Listing:

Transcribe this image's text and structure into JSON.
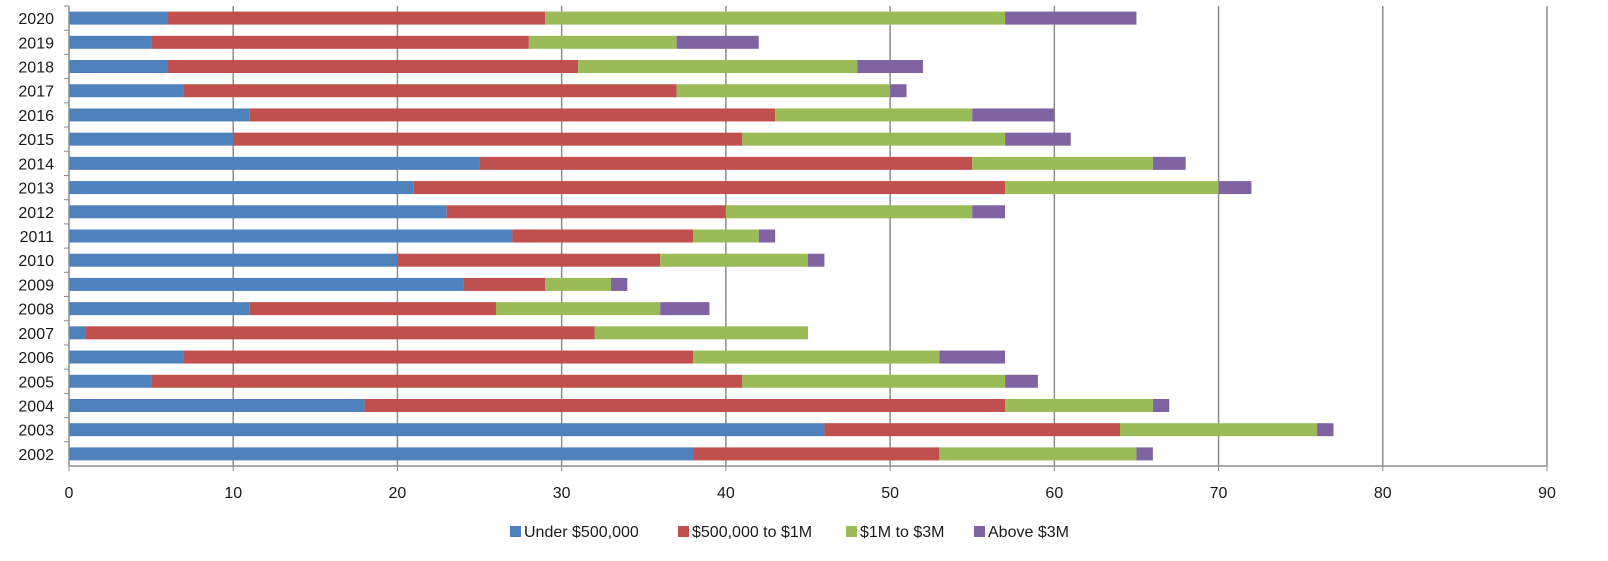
{
  "chart_data": {
    "type": "bar",
    "orientation": "horizontal",
    "stacked": true,
    "categories": [
      "2020",
      "2019",
      "2018",
      "2017",
      "2016",
      "2015",
      "2014",
      "2013",
      "2012",
      "2011",
      "2010",
      "2009",
      "2008",
      "2007",
      "2006",
      "2005",
      "2004",
      "2003",
      "2002"
    ],
    "series": [
      {
        "name": "Under $500,000",
        "color": "#4f81bd",
        "values": [
          6,
          5,
          6,
          7,
          11,
          10,
          25,
          21,
          23,
          27,
          20,
          24,
          11,
          1,
          7,
          5,
          18,
          46,
          38
        ]
      },
      {
        "name": "$500,000 to $1M",
        "color": "#c0504d",
        "values": [
          23,
          23,
          25,
          30,
          32,
          31,
          30,
          36,
          17,
          11,
          16,
          5,
          15,
          31,
          31,
          36,
          39,
          18,
          15
        ]
      },
      {
        "name": "$1M to $3M",
        "color": "#9bbb59",
        "values": [
          28,
          9,
          17,
          13,
          12,
          16,
          11,
          13,
          15,
          4,
          9,
          4,
          10,
          13,
          15,
          16,
          9,
          12,
          12
        ]
      },
      {
        "name": "Above $3M",
        "color": "#8064a2",
        "values": [
          8,
          5,
          4,
          1,
          5,
          4,
          2,
          2,
          2,
          1,
          1,
          1,
          3,
          0,
          4,
          2,
          1,
          1,
          1
        ]
      }
    ],
    "xlim": [
      0,
      90
    ],
    "xticks": [
      "0",
      "10",
      "20",
      "30",
      "40",
      "50",
      "60",
      "70",
      "80",
      "90"
    ],
    "grid": true,
    "legend_position": "bottom"
  }
}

What is required: Output the records above exactly as they are, leaving out the pictures.

Response to this exercise:
Transcribe this image's text and structure into JSON.
{
  "chart_data": {
    "type": "bar",
    "orientation": "horizontal",
    "stacked": true,
    "categories": [
      "2020",
      "2019",
      "2018",
      "2017",
      "2016",
      "2015",
      "2014",
      "2013",
      "2012",
      "2011",
      "2010",
      "2009",
      "2008",
      "2007",
      "2006",
      "2005",
      "2004",
      "2003",
      "2002"
    ],
    "series": [
      {
        "name": "Under $500,000",
        "color": "#4f81bd",
        "values": [
          6,
          5,
          6,
          7,
          11,
          10,
          25,
          21,
          23,
          27,
          20,
          24,
          11,
          1,
          7,
          5,
          18,
          46,
          38
        ]
      },
      {
        "name": "$500,000 to $1M",
        "color": "#c0504d",
        "values": [
          23,
          23,
          25,
          30,
          32,
          31,
          30,
          36,
          17,
          11,
          16,
          5,
          15,
          31,
          31,
          36,
          39,
          18,
          15
        ]
      },
      {
        "name": "$1M to $3M",
        "color": "#9bbb59",
        "values": [
          28,
          9,
          17,
          13,
          12,
          16,
          11,
          13,
          15,
          4,
          9,
          4,
          10,
          13,
          15,
          16,
          9,
          12,
          12
        ]
      },
      {
        "name": "Above $3M",
        "color": "#8064a2",
        "values": [
          8,
          5,
          4,
          1,
          5,
          4,
          2,
          2,
          2,
          1,
          1,
          1,
          3,
          0,
          4,
          2,
          1,
          1,
          1
        ]
      }
    ],
    "xlim": [
      0,
      90
    ],
    "xticks": [
      "0",
      "10",
      "20",
      "30",
      "40",
      "50",
      "60",
      "70",
      "80",
      "90"
    ],
    "grid": true,
    "legend_position": "bottom"
  }
}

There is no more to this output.